Text section.

Once you are satisfied with the functional behavior of your code, you can proceed to create directives to achieve your performance and resource utilization goals.
You can create one or more sets of directives for a given VI under the IP Builder item in the LabVIEW project. The VIs under the IP Builder item, the associated directives, and the FPGA target, provide LabVIEW FPGA IP Builder with all the information it needs to analyze and compile your code to meet your design goals.
The direct result of this separation between code and directives is that you do not have to change your code to optimize it as long as LabVIEW FPGA IP Builder can do it for you. Another benefit of this separation is the fact that you can then reuse your existing IP for multiple projects through the application of different design directives.
Figure 7. With LabVIEW FPGA IP Builder, you can reuse your IP to meet multiple design challenges through the use of different directives.
Directives are created by right-clicking on a VI, and are stored as part of your project. Directives are defined through a configuration dialog, shown below, which you can access by double-clicking on the directive item. The LabVIEW FPGA IP Builder Directives dialog is where you define your optimization goals and iterate using the estimates provided by the tool. With LabVIEW FPGA IP Builder, you can obtain these estimates much faster than the time it would take to compile an FPGA VI, so you can iterate much quicker on your design. See the results section for a demonstration of this benefit.
Figure 8. With the Directives dialog, you can associate design constraints with parts of your diagram.
The Directives tab of the configuration dialog contains a screenshot and a tree representation of the diagram. If you select specific items from the tree view, the list of directives is updated to those that apply to the selected element. You can toggle individual directives and assign values as desired. The tree’s top-level item is selected by default, so the directives shown apply to the overall diagram.
The process of setting directives and estimating results is typically iterative. Start by specifying high-level directives, estimating, and then adding other directives or making small diagram changes to achieve higher performance. At any point, you may access context help for each directive by clicking the “?” button next to it. The LabVIEW FPGA IP Builder product documentation provides a suggested flowchart for configuring directives.
It provides a tree representation of diagram elements and their directives. Here you can start an estimation process, which usually takes anywhere from few seconds to a few minutes, depending on the size of the diagram and the difficulty imposed by the design directives. Once the process is finished, you are presented with performance and resource utilization reports on the same window.

Records supplied.
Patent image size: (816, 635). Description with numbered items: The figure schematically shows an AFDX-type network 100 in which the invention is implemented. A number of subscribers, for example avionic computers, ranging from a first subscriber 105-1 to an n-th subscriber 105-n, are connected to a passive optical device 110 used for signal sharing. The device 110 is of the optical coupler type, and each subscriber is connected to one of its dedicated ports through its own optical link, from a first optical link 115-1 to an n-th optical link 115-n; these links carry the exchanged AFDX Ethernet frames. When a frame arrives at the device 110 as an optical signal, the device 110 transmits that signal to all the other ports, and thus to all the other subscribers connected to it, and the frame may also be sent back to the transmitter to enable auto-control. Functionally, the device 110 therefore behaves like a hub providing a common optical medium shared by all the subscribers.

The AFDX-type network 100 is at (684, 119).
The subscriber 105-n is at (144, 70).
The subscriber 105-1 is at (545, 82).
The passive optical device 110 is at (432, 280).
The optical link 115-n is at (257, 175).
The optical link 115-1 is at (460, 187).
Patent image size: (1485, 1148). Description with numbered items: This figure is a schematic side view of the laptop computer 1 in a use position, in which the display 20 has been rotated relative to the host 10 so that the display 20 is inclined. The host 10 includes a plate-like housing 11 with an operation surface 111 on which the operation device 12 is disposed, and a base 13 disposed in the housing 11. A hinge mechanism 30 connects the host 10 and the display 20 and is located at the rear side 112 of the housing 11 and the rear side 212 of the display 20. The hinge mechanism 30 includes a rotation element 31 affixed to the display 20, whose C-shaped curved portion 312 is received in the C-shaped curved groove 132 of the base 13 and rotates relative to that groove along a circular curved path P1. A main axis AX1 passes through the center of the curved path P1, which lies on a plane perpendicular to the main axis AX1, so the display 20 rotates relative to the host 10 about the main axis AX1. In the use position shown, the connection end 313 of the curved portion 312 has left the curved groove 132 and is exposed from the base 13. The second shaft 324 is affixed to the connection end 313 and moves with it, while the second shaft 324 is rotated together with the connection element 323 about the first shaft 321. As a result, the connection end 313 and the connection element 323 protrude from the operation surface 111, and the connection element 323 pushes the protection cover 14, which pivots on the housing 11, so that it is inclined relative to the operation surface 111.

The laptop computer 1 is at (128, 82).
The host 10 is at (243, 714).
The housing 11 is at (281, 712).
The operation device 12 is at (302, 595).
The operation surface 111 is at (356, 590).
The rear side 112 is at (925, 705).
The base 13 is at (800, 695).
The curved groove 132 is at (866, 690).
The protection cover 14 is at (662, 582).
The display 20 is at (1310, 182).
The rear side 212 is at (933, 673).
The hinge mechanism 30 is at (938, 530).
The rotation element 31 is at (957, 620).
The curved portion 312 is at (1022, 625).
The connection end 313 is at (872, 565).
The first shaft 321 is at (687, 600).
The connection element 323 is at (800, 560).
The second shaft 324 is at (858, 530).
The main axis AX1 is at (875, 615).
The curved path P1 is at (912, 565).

Task details. Carry on the passage about LabVIEW FPGA IP Builder directives, continuing after its final sentence.

Result of the exercise.
Figure 9. LabVIEW FPGA IP Builder provides performance and resource estimates in a fraction of the time it takes to compile a design.
LabVIEW 2013 FPGA IP Builder features an in-product optimization advisor that provides feedback as you are iterating on your directives and design. The Design Feedback report is available after you go through an estimation process, and is accessible from the Reports pull-down menu.
Figure 10. The Design Feedback report provides tips on how to properly apply directives and modify your code to achieve better performance.
The following section is an example of how you can use directives to achieve your performance goals.
3. Optimizing VIs Through Directives in LabVIEW FPGA IP Builder
Throughput, latency, and resource utilization are the most common design factors in high-performance LabVIEW FPGA applications, and there is typically a trade-off between them. For example, often, you can increase throughput at the expense of resources and latency. You can also reduce latency by parallelizing your code, when the algorithm permits it, leading to increased resource utilization. These trade-offs give the optimization process its iterative nature.
Figure 11. Balancing resources, throughput, and latency makes for an iterative optimization process.
Throughput Optimization with LabVIEW FPGA IP Builder
Use the FIR filter example included with LabVIEW FPGA IP Builder to learn how to increase throughput with directives. Out of the box, the default directive for the VI uses a clock rate of 40 MHz and an unspecified initiation interval. Figure 12 shows the initial estimate results.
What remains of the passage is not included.